Extracted data entries:
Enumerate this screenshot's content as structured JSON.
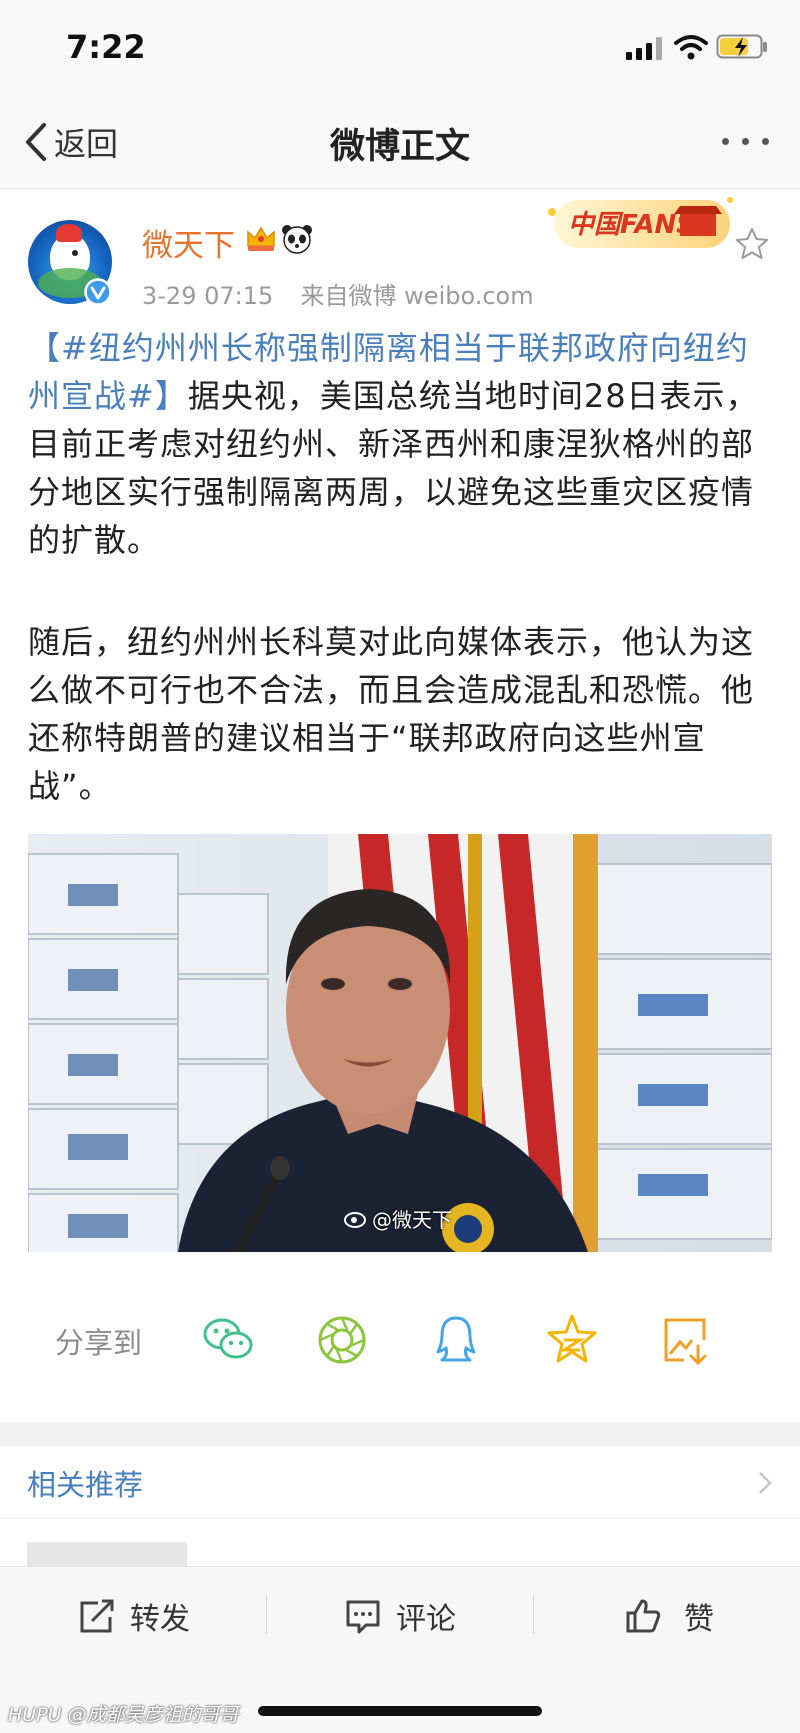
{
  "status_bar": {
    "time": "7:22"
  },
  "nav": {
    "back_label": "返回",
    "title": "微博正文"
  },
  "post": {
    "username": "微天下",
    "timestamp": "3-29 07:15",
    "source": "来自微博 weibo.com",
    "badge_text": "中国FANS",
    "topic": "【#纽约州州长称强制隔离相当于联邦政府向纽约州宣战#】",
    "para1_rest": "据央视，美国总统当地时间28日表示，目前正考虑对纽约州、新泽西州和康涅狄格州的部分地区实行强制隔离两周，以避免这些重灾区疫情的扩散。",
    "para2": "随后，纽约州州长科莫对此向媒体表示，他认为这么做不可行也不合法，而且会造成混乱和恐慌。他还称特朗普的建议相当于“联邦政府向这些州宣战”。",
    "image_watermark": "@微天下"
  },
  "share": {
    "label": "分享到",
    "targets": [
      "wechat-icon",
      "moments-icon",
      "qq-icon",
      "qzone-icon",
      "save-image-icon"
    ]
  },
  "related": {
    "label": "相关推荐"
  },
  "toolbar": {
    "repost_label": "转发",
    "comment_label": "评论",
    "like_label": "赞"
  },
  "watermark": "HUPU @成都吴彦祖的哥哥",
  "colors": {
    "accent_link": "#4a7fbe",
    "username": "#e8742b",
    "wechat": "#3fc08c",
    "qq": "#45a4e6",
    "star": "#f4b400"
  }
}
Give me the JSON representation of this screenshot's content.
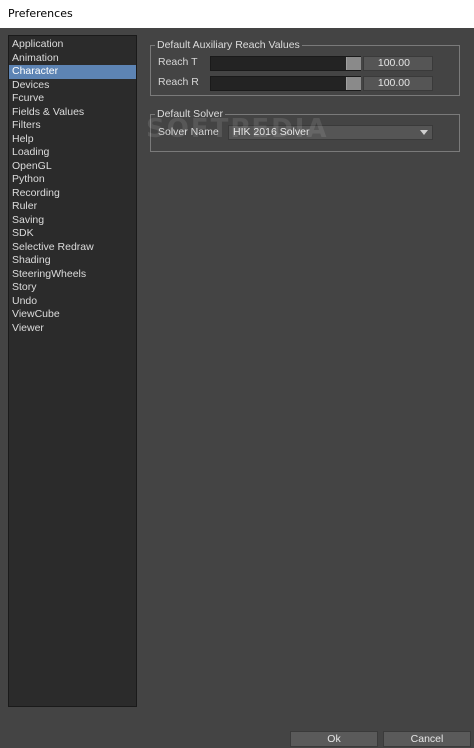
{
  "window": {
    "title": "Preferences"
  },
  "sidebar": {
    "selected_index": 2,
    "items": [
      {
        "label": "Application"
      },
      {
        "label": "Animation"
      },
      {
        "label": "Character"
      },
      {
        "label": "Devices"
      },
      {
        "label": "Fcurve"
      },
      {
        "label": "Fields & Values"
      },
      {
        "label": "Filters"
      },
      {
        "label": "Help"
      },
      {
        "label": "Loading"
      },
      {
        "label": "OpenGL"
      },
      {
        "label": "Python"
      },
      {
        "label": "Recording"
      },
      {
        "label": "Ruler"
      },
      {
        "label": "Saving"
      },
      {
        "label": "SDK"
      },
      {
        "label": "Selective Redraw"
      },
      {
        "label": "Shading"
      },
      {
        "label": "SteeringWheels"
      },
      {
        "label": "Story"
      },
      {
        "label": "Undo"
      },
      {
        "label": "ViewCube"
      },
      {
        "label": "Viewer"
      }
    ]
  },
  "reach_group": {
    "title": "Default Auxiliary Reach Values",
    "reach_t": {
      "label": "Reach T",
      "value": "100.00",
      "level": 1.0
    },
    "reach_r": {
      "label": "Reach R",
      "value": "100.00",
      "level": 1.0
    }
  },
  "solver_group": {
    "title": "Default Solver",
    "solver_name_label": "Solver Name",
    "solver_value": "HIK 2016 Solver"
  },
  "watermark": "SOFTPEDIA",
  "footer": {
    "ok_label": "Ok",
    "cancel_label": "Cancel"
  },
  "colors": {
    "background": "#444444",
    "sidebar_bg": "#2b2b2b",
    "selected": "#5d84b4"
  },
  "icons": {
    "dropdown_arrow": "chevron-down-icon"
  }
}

• _REQUIREMENT_: All the records above need to be given again word for word. Skip the pictures.

• _RESPONSE TO THIS TASK_:
Enumerate this screenshot's content as structured JSON.
{
  "status_bar": {
    "time": "7:22"
  },
  "nav": {
    "back_label": "返回",
    "title": "微博正文"
  },
  "post": {
    "username": "微天下",
    "timestamp": "3-29 07:15",
    "source": "来自微博 weibo.com",
    "badge_text": "中国FANS",
    "topic": "【#纽约州州长称强制隔离相当于联邦政府向纽约州宣战#】",
    "para1_rest": "据央视，美国总统当地时间28日表示，目前正考虑对纽约州、新泽西州和康涅狄格州的部分地区实行强制隔离两周，以避免这些重灾区疫情的扩散。",
    "para2": "随后，纽约州州长科莫对此向媒体表示，他认为这么做不可行也不合法，而且会造成混乱和恐慌。他还称特朗普的建议相当于“联邦政府向这些州宣战”。",
    "image_watermark": "@微天下"
  },
  "share": {
    "label": "分享到",
    "targets": [
      "wechat-icon",
      "moments-icon",
      "qq-icon",
      "qzone-icon",
      "save-image-icon"
    ]
  },
  "related": {
    "label": "相关推荐"
  },
  "toolbar": {
    "repost_label": "转发",
    "comment_label": "评论",
    "like_label": "赞"
  },
  "watermark": "HUPU @成都吴彦祖的哥哥",
  "colors": {
    "accent_link": "#4a7fbe",
    "username": "#e8742b",
    "wechat": "#3fc08c",
    "qq": "#45a4e6",
    "star": "#f4b400"
  }
}
Give me the JSON representation of this screenshot's content.
{
  "window": {
    "title": "Preferences"
  },
  "sidebar": {
    "selected_index": 2,
    "items": [
      {
        "label": "Application"
      },
      {
        "label": "Animation"
      },
      {
        "label": "Character"
      },
      {
        "label": "Devices"
      },
      {
        "label": "Fcurve"
      },
      {
        "label": "Fields & Values"
      },
      {
        "label": "Filters"
      },
      {
        "label": "Help"
      },
      {
        "label": "Loading"
      },
      {
        "label": "OpenGL"
      },
      {
        "label": "Python"
      },
      {
        "label": "Recording"
      },
      {
        "label": "Ruler"
      },
      {
        "label": "Saving"
      },
      {
        "label": "SDK"
      },
      {
        "label": "Selective Redraw"
      },
      {
        "label": "Shading"
      },
      {
        "label": "SteeringWheels"
      },
      {
        "label": "Story"
      },
      {
        "label": "Undo"
      },
      {
        "label": "ViewCube"
      },
      {
        "label": "Viewer"
      }
    ]
  },
  "reach_group": {
    "title": "Default Auxiliary Reach Values",
    "reach_t": {
      "label": "Reach T",
      "value": "100.00",
      "level": 1.0
    },
    "reach_r": {
      "label": "Reach R",
      "value": "100.00",
      "level": 1.0
    }
  },
  "solver_group": {
    "title": "Default Solver",
    "solver_name_label": "Solver Name",
    "solver_value": "HIK 2016 Solver"
  },
  "watermark": "SOFTPEDIA",
  "footer": {
    "ok_label": "Ok",
    "cancel_label": "Cancel"
  },
  "colors": {
    "background": "#444444",
    "sidebar_bg": "#2b2b2b",
    "selected": "#5d84b4"
  },
  "icons": {
    "dropdown_arrow": "chevron-down-icon"
  }
}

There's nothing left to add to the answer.